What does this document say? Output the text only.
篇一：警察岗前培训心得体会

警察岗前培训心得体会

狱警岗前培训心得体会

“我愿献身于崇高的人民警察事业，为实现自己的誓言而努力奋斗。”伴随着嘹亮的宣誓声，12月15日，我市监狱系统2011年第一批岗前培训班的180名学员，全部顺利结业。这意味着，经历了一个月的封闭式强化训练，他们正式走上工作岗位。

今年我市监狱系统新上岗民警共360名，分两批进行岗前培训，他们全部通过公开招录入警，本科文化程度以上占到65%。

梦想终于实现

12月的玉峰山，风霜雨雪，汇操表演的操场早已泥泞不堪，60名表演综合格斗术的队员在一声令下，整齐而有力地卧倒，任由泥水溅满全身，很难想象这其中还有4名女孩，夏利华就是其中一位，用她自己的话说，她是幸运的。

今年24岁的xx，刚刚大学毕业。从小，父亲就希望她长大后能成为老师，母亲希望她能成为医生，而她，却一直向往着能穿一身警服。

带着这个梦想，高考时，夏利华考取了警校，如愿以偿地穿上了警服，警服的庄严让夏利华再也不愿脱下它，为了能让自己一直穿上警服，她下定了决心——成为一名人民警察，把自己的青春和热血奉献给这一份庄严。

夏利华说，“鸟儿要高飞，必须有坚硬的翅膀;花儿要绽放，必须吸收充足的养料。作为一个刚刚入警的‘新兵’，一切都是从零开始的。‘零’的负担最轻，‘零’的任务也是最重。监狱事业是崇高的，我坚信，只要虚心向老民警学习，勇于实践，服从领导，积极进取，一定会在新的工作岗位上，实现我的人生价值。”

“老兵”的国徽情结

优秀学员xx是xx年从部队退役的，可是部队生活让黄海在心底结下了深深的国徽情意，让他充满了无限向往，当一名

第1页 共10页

________________________________________

Write an exact transcription of every entry above.

-- EXPECTED ANSWER --
What does this document say? Output the text only.
篇一：警察岗前培训心得体会

警察岗前培训心得体会

狱警岗前培训心得体会

“我愿献身于崇高的人民警察事业，为实现自己的誓言而努力奋斗。”伴随着嘹亮的宣誓声，12月15日，我市监狱系统2011年第一批岗前培训班的180名学员，全部顺利结业。这意味着，经历了一个月的封闭式强化训练，他们正式走上工作岗位。

今年我市监狱系统新上岗民警共360名，分两批进行岗前培训，他们全部通过公开招录入警，本科文化程度以上占到65%。

梦想终于实现

12月的玉峰山，风霜雨雪，汇操表演的操场早已泥泞不堪，60名表演综合格斗术的队员在一声令下，整齐而有力地卧倒，任由泥水溅满全身，很难想象这其中还有4名女孩，夏利华就是其中一位，用她自己的话说，她是幸运的。

今年24岁的xx，刚刚大学毕业。从小，父亲就希望她长大后能成为老师，母亲希望她能成为医生，而她，却一直向往着能穿一身警服。

带着这个梦想，高考时，夏利华考取了警校，如愿以偿地穿上了警服，警服的庄严让夏利华再也不愿脱下它，为了能让自己一直穿上警服，她下定了决心——成为一名人民警察，把自己的青春和热血奉献给这一份庄严。

夏利华说，“鸟儿要高飞，必须有坚硬的翅膀;花儿要绽放，必须吸收充足的养料。作为一个刚刚入警的‘新兵’，一切都是从零开始的。‘零’的负担最轻，‘零’的任务也是最重。监狱事业是崇高的，我坚信，只要虚心向老民警学习，勇于实践，服从领导，积极进取，一定会在新的工作岗位上，实现我的人生价值。”

“老兵”的国徽情结

优秀学员xx是xx年从部队退役的，可是部队生活让黄海在心底结下了深深的国徽情意，让他充满了无限向往，当一名

第1页 共10页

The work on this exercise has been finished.